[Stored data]
*-*-*

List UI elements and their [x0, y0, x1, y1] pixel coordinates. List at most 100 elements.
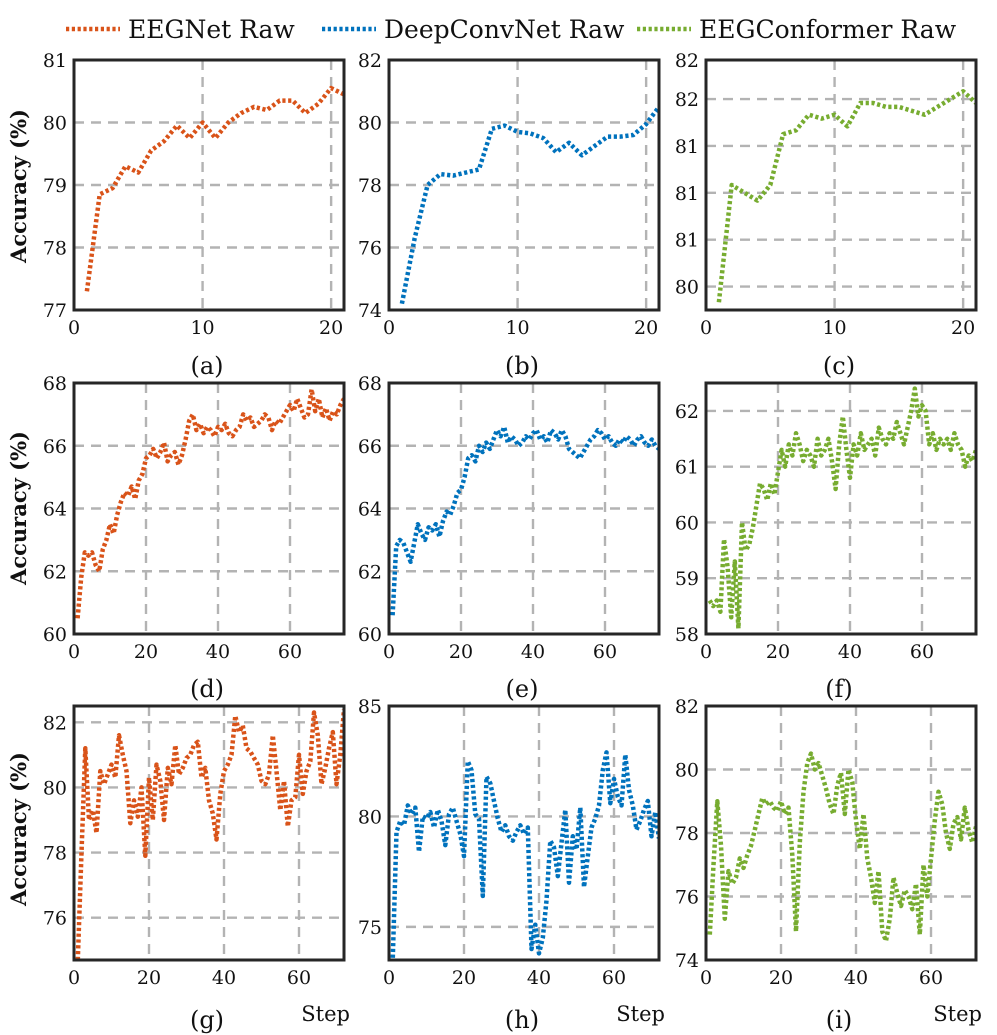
series-line-b: [399, 105, 659, 305]
panel-label: (c): [823, 352, 855, 380]
panel-label: (g): [190, 1006, 224, 1034]
x-tick-label: 20: [137, 967, 161, 989]
panel-label: (b): [505, 352, 539, 380]
x-tick-label: 0: [383, 641, 395, 663]
series-line-f: [707, 386, 976, 631]
y-axis-labels: Accuracy (%) Accuracy (%) Accuracy (%): [6, 109, 31, 907]
x-tick-label: 0: [700, 641, 712, 663]
panel-label: (d): [190, 675, 224, 703]
y-tick-label: 80: [358, 806, 382, 828]
y-tick-label: 77: [43, 300, 67, 322]
x-tick-label: 0: [68, 967, 80, 989]
x-tick-label: 0: [700, 317, 712, 339]
panels: 0 10 20 77 78 79 80 81 (a) 0 10 20 74 76 78 80 82 (b) 0 10 2…: [43, 50, 982, 1034]
y-tick-label: 75: [358, 917, 382, 939]
panel-d: 0 20 40 60 60 62 64 66 68 (d): [43, 373, 346, 703]
y-tick-label: 82: [675, 696, 699, 718]
panel-h: 0 20 40 60 75 80 85 (h) Step: [358, 696, 665, 1034]
panel-c: 0 10 20 80 81 81 81 82 82 (c): [675, 50, 978, 380]
y-tick-label: 62: [43, 561, 67, 583]
step-axis-label: Step: [301, 1002, 350, 1026]
y-tick-label: 78: [675, 823, 699, 845]
x-tick-label: 20: [449, 641, 473, 663]
legend-item-eegconformer: EEGConformer Raw: [637, 15, 957, 44]
x-tick-label: 10: [822, 317, 846, 339]
x-tick-label: 10: [190, 317, 214, 339]
legend-item-deepconvnet: DeepConvNet Raw: [322, 15, 625, 44]
y-tick-label: 85: [358, 696, 382, 718]
y-tick-label: 74: [358, 300, 382, 322]
panel-label: (a): [190, 352, 223, 380]
plot-frame: [387, 381, 661, 636]
legend: EEGNet Raw DeepConvNet Raw EEGConformer …: [66, 15, 957, 44]
x-tick-label: 0: [383, 317, 395, 339]
series-line-h: [390, 750, 659, 958]
y-tick-label: 66: [358, 436, 382, 458]
panel-i: 0 20 40 60 74 76 78 80 82 (i) Step: [675, 696, 982, 1034]
plot-frame: [72, 381, 346, 636]
x-tick-label: 40: [212, 967, 236, 989]
x-tick-label: 20: [769, 967, 793, 989]
y-tick-label: 78: [43, 238, 67, 260]
y-tick-label: 82: [675, 50, 699, 72]
panel-b: 0 10 20 74 76 78 80 82 (b): [358, 50, 661, 380]
y-tick-label: 81: [675, 230, 699, 252]
legend-label-eegconformer: EEGConformer Raw: [699, 15, 957, 44]
x-tick-label: 0: [383, 967, 395, 989]
y-tick-label: 66: [43, 436, 67, 458]
x-tick-label: 60: [602, 967, 626, 989]
panel-g: 0 20 40 60 76 78 80 82 (g) Step: [43, 704, 350, 1034]
x-tick-label: 40: [838, 641, 862, 663]
y-tick-label: 61: [675, 457, 699, 479]
x-tick-label: 20: [951, 317, 975, 339]
panel-label: (i): [826, 1006, 852, 1034]
plot-frame: [72, 704, 346, 962]
panel-label: (e): [506, 675, 539, 703]
y-tick-label: 62: [675, 401, 699, 423]
y-tick-label: 74: [675, 950, 699, 972]
y-tick-label: 60: [675, 512, 699, 534]
y-tick-label: 64: [358, 499, 382, 521]
x-tick-label: 20: [452, 967, 476, 989]
y-tick-label: 80: [358, 113, 382, 135]
y-tick-label: 82: [675, 89, 699, 111]
x-tick-label: 20: [766, 641, 790, 663]
x-tick-label: 10: [505, 317, 529, 339]
y-tick-label: 80: [43, 113, 67, 135]
series-line-a: [84, 85, 344, 292]
y-axis-label-row3: Accuracy (%): [6, 752, 31, 907]
y-tick-label: 78: [43, 843, 67, 865]
y-tick-label: 76: [358, 238, 382, 260]
y-tick-label: 82: [358, 50, 382, 72]
y-tick-label: 68: [358, 373, 382, 395]
y-tick-label: 81: [43, 50, 67, 72]
y-axis-label-row1: Accuracy (%): [6, 109, 31, 264]
x-tick-label: 60: [919, 967, 943, 989]
y-tick-label: 80: [675, 760, 699, 782]
x-tick-label: 0: [68, 641, 80, 663]
y-tick-label: 79: [43, 175, 67, 197]
x-tick-label: 40: [527, 967, 551, 989]
y-tick-label: 81: [675, 136, 699, 158]
y-tick-label: 58: [675, 624, 699, 646]
plot-frame: [387, 58, 661, 312]
x-tick-label: 60: [287, 967, 311, 989]
legend-label-deepconvnet: DeepConvNet Raw: [384, 15, 625, 44]
plot-frame: [387, 704, 661, 962]
x-tick-label: 60: [593, 641, 617, 663]
series-line-c: [716, 89, 976, 303]
plot-frame: [704, 381, 978, 636]
x-tick-label: 20: [634, 317, 658, 339]
x-tick-label: 60: [278, 641, 302, 663]
series-line-i: [707, 751, 976, 944]
series-line-g: [75, 709, 344, 960]
panel-label: (h): [505, 1006, 539, 1034]
x-tick-label: 40: [521, 641, 545, 663]
panel-a: 0 10 20 77 78 79 80 81 (a): [43, 50, 346, 380]
legend-item-eegnet: EEGNet Raw: [66, 15, 295, 44]
step-axis-label: Step: [616, 1002, 665, 1026]
panel-e: 0 20 40 60 60 62 64 66 68 (e): [358, 373, 661, 703]
y-tick-label: 80: [675, 277, 699, 299]
x-tick-label: 20: [134, 641, 158, 663]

*-*-*

Please output every line of the records above exactly as it appears, leaving out the pictures.

• TASK OUTPUT
List UI elements and their [x0, y0, x1, y1] pixel coordinates. List at most 100 elements.
series-line-b: [399, 105, 659, 305]
panel-label: (c): [823, 352, 855, 380]
panel-label: (g): [190, 1006, 224, 1034]
x-tick-label: 20: [137, 967, 161, 989]
panel-label: (b): [505, 352, 539, 380]
x-tick-label: 0: [383, 641, 395, 663]
series-line-f: [707, 386, 976, 631]
y-axis-labels: Accuracy (%) Accuracy (%) Accuracy (%): [6, 109, 31, 907]
x-tick-label: 0: [700, 641, 712, 663]
panel-label: (d): [190, 675, 224, 703]
y-tick-label: 80: [358, 806, 382, 828]
y-tick-label: 77: [43, 300, 67, 322]
x-tick-label: 0: [68, 967, 80, 989]
x-tick-label: 0: [700, 317, 712, 339]
panels: 0 10 20 77 78 79 80 81 (a) 0 10 20 74 76 78 80 82 (b) 0 10 2…: [43, 50, 982, 1034]
y-tick-label: 75: [358, 917, 382, 939]
panel-d: 0 20 40 60 60 62 64 66 68 (d): [43, 373, 346, 703]
y-tick-label: 82: [675, 696, 699, 718]
panel-h: 0 20 40 60 75 80 85 (h) Step: [358, 696, 665, 1034]
panel-c: 0 10 20 80 81 81 81 82 82 (c): [675, 50, 978, 380]
y-tick-label: 62: [43, 561, 67, 583]
step-axis-label: Step: [301, 1002, 350, 1026]
y-tick-label: 78: [675, 823, 699, 845]
x-tick-label: 20: [449, 641, 473, 663]
legend-item-eegconformer: EEGConformer Raw: [637, 15, 957, 44]
x-tick-label: 10: [822, 317, 846, 339]
x-tick-label: 10: [190, 317, 214, 339]
legend-item-deepconvnet: DeepConvNet Raw: [322, 15, 625, 44]
y-tick-label: 85: [358, 696, 382, 718]
y-tick-label: 74: [358, 300, 382, 322]
panel-label: (a): [190, 352, 223, 380]
plot-frame: [387, 381, 661, 636]
legend: EEGNet Raw DeepConvNet Raw EEGConformer …: [66, 15, 957, 44]
x-tick-label: 0: [383, 317, 395, 339]
series-line-h: [390, 750, 659, 958]
y-tick-label: 66: [358, 436, 382, 458]
panel-i: 0 20 40 60 74 76 78 80 82 (i) Step: [675, 696, 982, 1034]
plot-frame: [72, 381, 346, 636]
x-tick-label: 40: [212, 967, 236, 989]
x-tick-label: 20: [769, 967, 793, 989]
y-tick-label: 78: [43, 238, 67, 260]
y-tick-label: 82: [675, 50, 699, 72]
panel-b: 0 10 20 74 76 78 80 82 (b): [358, 50, 661, 380]
y-tick-label: 81: [675, 230, 699, 252]
legend-label-eegconformer: EEGConformer Raw: [699, 15, 957, 44]
x-tick-label: 0: [383, 967, 395, 989]
y-tick-label: 66: [43, 436, 67, 458]
x-tick-label: 60: [602, 967, 626, 989]
panel-g: 0 20 40 60 76 78 80 82 (g) Step: [43, 704, 350, 1034]
x-tick-label: 40: [838, 641, 862, 663]
y-tick-label: 61: [675, 457, 699, 479]
x-tick-label: 20: [951, 317, 975, 339]
panel-label: (i): [826, 1006, 852, 1034]
plot-frame: [72, 704, 346, 962]
panel-label: (e): [506, 675, 539, 703]
y-tick-label: 62: [675, 401, 699, 423]
y-tick-label: 74: [675, 950, 699, 972]
y-tick-label: 60: [675, 512, 699, 534]
y-tick-label: 64: [358, 499, 382, 521]
x-tick-label: 20: [452, 967, 476, 989]
y-tick-label: 80: [358, 113, 382, 135]
y-tick-label: 82: [675, 89, 699, 111]
x-tick-label: 20: [766, 641, 790, 663]
x-tick-label: 10: [505, 317, 529, 339]
y-tick-label: 80: [43, 113, 67, 135]
series-line-a: [84, 85, 344, 292]
y-axis-label-row3: Accuracy (%): [6, 752, 31, 907]
y-tick-label: 78: [43, 843, 67, 865]
y-tick-label: 76: [358, 238, 382, 260]
y-tick-label: 82: [358, 50, 382, 72]
y-tick-label: 68: [358, 373, 382, 395]
y-tick-label: 81: [43, 50, 67, 72]
y-axis-label-row1: Accuracy (%): [6, 109, 31, 264]
x-tick-label: 60: [919, 967, 943, 989]
y-tick-label: 80: [675, 760, 699, 782]
x-tick-label: 0: [68, 641, 80, 663]
y-tick-label: 79: [43, 175, 67, 197]
x-tick-label: 40: [527, 967, 551, 989]
y-tick-label: 81: [675, 136, 699, 158]
y-tick-label: 58: [675, 624, 699, 646]
plot-frame: [387, 58, 661, 312]
x-tick-label: 60: [287, 967, 311, 989]
legend-label-deepconvnet: DeepConvNet Raw: [384, 15, 625, 44]
plot-frame: [387, 704, 661, 962]
x-tick-label: 60: [593, 641, 617, 663]
series-line-c: [716, 89, 976, 303]
plot-frame: [704, 381, 978, 636]
x-tick-label: 20: [634, 317, 658, 339]
x-tick-label: 60: [278, 641, 302, 663]
series-line-i: [707, 751, 976, 944]
series-line-g: [75, 709, 344, 960]
panel-label: (h): [505, 1006, 539, 1034]
x-tick-label: 40: [521, 641, 545, 663]
panel-a: 0 10 20 77 78 79 80 81 (a): [43, 50, 346, 380]
legend-item-eegnet: EEGNet Raw: [66, 15, 295, 44]
step-axis-label: Step: [616, 1002, 665, 1026]
panel-e: 0 20 40 60 60 62 64 66 68 (e): [358, 373, 661, 703]
y-tick-label: 80: [675, 277, 699, 299]
x-tick-label: 20: [134, 641, 158, 663]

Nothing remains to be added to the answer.